• **SUPPLIED ENTRIES**:

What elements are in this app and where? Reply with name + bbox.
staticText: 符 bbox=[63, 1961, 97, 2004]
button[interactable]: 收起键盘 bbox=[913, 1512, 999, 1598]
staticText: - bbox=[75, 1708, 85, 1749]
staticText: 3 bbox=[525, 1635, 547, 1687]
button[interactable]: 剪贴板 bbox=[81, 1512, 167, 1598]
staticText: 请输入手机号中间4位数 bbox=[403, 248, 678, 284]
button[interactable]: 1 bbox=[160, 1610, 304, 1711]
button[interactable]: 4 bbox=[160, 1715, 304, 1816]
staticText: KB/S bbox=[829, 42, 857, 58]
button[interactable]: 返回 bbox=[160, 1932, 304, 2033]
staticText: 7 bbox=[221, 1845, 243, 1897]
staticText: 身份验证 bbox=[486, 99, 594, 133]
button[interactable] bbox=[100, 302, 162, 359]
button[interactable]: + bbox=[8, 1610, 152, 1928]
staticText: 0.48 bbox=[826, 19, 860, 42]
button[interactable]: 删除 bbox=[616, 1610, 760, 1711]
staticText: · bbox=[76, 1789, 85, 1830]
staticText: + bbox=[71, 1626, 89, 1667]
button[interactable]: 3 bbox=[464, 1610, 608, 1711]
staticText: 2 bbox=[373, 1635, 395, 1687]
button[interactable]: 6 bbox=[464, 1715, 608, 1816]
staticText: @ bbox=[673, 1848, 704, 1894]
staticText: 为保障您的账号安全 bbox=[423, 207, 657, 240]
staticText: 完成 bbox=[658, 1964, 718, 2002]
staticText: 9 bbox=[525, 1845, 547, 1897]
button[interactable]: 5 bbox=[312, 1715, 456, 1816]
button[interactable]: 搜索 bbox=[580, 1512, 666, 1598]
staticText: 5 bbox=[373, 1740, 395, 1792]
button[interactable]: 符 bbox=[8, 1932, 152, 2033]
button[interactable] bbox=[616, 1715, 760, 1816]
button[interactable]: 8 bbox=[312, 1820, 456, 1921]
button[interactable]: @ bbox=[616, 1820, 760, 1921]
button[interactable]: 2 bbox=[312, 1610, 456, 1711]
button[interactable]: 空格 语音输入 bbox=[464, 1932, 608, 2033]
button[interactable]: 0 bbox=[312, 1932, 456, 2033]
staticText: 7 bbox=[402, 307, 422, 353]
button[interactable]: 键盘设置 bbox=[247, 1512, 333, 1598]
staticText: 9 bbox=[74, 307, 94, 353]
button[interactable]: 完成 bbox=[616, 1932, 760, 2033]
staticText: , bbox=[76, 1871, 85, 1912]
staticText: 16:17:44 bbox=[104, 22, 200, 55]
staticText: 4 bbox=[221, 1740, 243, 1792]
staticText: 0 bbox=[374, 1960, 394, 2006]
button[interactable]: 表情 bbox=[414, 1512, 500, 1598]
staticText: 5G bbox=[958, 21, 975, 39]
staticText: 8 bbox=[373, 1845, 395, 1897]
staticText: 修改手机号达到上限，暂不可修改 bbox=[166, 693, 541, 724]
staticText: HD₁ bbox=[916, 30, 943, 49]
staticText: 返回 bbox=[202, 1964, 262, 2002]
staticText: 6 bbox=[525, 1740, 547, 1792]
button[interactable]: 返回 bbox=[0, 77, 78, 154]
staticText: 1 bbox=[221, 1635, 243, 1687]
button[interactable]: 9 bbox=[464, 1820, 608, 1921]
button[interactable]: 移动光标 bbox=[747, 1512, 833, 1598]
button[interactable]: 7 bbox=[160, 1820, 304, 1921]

• **REQUIRED TASK**: Put every line of the items above into a Markdown table with two columns, Row and Line. Number the rows and leave out any blank lines.

• **RESPONSE BELOW**:
| Row | Line |
|---|---|
| 1 | What elements are in this app and where? Reply with name + bbox. |
| 2 | staticText: 符 bbox=[63, 1961, 97, 2004] |
| 3 | button[interactable]: 收起键盘 bbox=[913, 1512, 999, 1598] |
| 4 | staticText: - bbox=[75, 1708, 85, 1749] |
| 5 | staticText: 3 bbox=[525, 1635, 547, 1687] |
| 6 | button[interactable]: 剪贴板 bbox=[81, 1512, 167, 1598] |
| 7 | staticText: 请输入手机号中间4位数 bbox=[403, 248, 678, 284] |
| 8 | button[interactable]: 1 bbox=[160, 1610, 304, 1711] |
| 9 | button[interactable]: 4 bbox=[160, 1715, 304, 1816] |
| 10 | staticText: KB/S bbox=[829, 42, 857, 58] |
| 11 | button[interactable]: 返回 bbox=[160, 1932, 304, 2033] |
| 12 | staticText: 7 bbox=[221, 1845, 243, 1897] |
| 13 | staticText: 身份验证 bbox=[486, 99, 594, 133] |
| 14 | button[interactable] bbox=[100, 302, 162, 359] |
| 15 | button[interactable]: + bbox=[8, 1610, 152, 1928] |
| 16 | staticText: 0.48 bbox=[826, 19, 860, 42] |
| 17 | button[interactable]: 删除 bbox=[616, 1610, 760, 1711] |
| 18 | staticText: · bbox=[76, 1789, 85, 1830] |
| 19 | staticText: + bbox=[71, 1626, 89, 1667] |
| 20 | button[interactable]: 3 bbox=[464, 1610, 608, 1711] |
| 21 | staticText: 2 bbox=[373, 1635, 395, 1687] |
| 22 | button[interactable]: 6 bbox=[464, 1715, 608, 1816] |
| 23 | staticText: @ bbox=[673, 1848, 704, 1894] |
| 24 | staticText: 为保障您的账号安全 bbox=[423, 207, 657, 240] |
| 25 | staticText: 完成 bbox=[658, 1964, 718, 2002] |
| 26 | staticText: 9 bbox=[525, 1845, 547, 1897] |
| 27 | button[interactable]: 5 bbox=[312, 1715, 456, 1816] |
| 28 | button[interactable]: 搜索 bbox=[580, 1512, 666, 1598] |
| 29 | staticText: 5 bbox=[373, 1740, 395, 1792] |
| 30 | button[interactable]: 符 bbox=[8, 1932, 152, 2033] |
| 31 | button[interactable] bbox=[616, 1715, 760, 1816] |
| 32 | button[interactable]: 8 bbox=[312, 1820, 456, 1921] |
| 33 | button[interactable]: @ bbox=[616, 1820, 760, 1921] |
| 34 | button[interactable]: 2 bbox=[312, 1610, 456, 1711] |
| 35 | button[interactable]: 空格 语音输入 bbox=[464, 1932, 608, 2033] |
| 36 | button[interactable]: 0 bbox=[312, 1932, 456, 2033] |
| 37 | staticText: 7 bbox=[402, 307, 422, 353] |
| 38 | button[interactable]: 键盘设置 bbox=[247, 1512, 333, 1598] |
| 39 | staticText: 9 bbox=[74, 307, 94, 353] |
| 40 | button[interactable]: 完成 bbox=[616, 1932, 760, 2033] |
| 41 | staticText: , bbox=[76, 1871, 85, 1912] |
| 42 | staticText: 16:17:44 bbox=[104, 22, 200, 55] |
| 43 | staticText: 4 bbox=[221, 1740, 243, 1792] |
| 44 | staticText: 0 bbox=[374, 1960, 394, 2006] |
| 45 | button[interactable]: 表情 bbox=[414, 1512, 500, 1598] |
| 46 | staticText: 5G bbox=[958, 21, 975, 39] |
| 47 | staticText: 8 bbox=[373, 1845, 395, 1897] |
| 48 | staticText: 修改手机号达到上限，暂不可修改 bbox=[166, 693, 541, 724] |
| 49 | staticText: HD₁ bbox=[916, 30, 943, 49] |
| 50 | staticText: 返回 bbox=[202, 1964, 262, 2002] |
| 51 | staticText: 6 bbox=[525, 1740, 547, 1792] |
| 52 | button[interactable]: 返回 bbox=[0, 77, 78, 154] |
| 53 | staticText: 1 bbox=[221, 1635, 243, 1687] |
| 54 | button[interactable]: 9 bbox=[464, 1820, 608, 1921] |
| 55 | button[interactable]: 移动光标 bbox=[747, 1512, 833, 1598] |
| 56 | button[interactable]: 7 bbox=[160, 1820, 304, 1921] |